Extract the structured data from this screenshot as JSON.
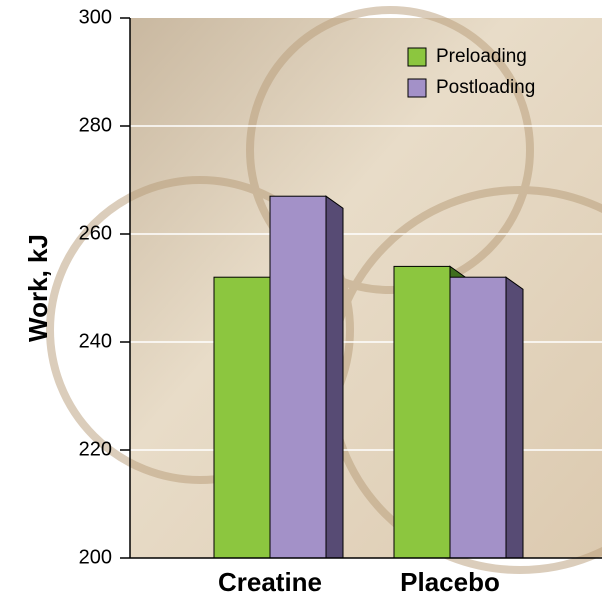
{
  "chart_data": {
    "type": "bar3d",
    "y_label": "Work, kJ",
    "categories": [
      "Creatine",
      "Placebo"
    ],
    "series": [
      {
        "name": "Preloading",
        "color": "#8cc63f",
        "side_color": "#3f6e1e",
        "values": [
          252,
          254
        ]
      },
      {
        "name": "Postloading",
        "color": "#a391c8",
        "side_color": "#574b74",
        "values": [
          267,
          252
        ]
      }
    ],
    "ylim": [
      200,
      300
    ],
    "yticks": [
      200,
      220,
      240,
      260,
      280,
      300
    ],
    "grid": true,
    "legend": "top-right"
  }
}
#####
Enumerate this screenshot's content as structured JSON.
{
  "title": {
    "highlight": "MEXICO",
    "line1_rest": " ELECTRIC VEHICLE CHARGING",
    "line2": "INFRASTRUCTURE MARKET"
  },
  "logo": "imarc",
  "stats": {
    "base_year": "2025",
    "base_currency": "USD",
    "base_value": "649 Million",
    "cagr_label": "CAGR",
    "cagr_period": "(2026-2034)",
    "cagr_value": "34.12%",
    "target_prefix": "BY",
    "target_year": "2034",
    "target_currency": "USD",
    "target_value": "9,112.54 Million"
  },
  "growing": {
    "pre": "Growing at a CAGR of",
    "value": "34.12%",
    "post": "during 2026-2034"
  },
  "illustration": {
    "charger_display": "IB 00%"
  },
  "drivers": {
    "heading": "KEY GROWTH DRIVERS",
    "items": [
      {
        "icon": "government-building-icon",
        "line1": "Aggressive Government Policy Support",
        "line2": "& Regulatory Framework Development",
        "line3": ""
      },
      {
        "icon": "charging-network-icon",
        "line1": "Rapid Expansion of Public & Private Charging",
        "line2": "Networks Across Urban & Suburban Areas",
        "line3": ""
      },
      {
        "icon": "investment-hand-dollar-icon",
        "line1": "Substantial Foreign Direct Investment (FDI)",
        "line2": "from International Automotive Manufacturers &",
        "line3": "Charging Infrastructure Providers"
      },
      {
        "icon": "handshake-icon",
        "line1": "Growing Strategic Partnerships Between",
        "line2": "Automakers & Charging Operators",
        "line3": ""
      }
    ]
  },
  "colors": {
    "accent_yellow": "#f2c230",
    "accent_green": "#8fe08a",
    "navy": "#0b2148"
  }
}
#####
_TASK DETAILS_
Copy down every line of the entries containing the word "screenshot".

_ANSWER TO THE TASK_
Extract the structured data from this screenshot as JSON.
Enumerate this screenshot's content as structured JSON.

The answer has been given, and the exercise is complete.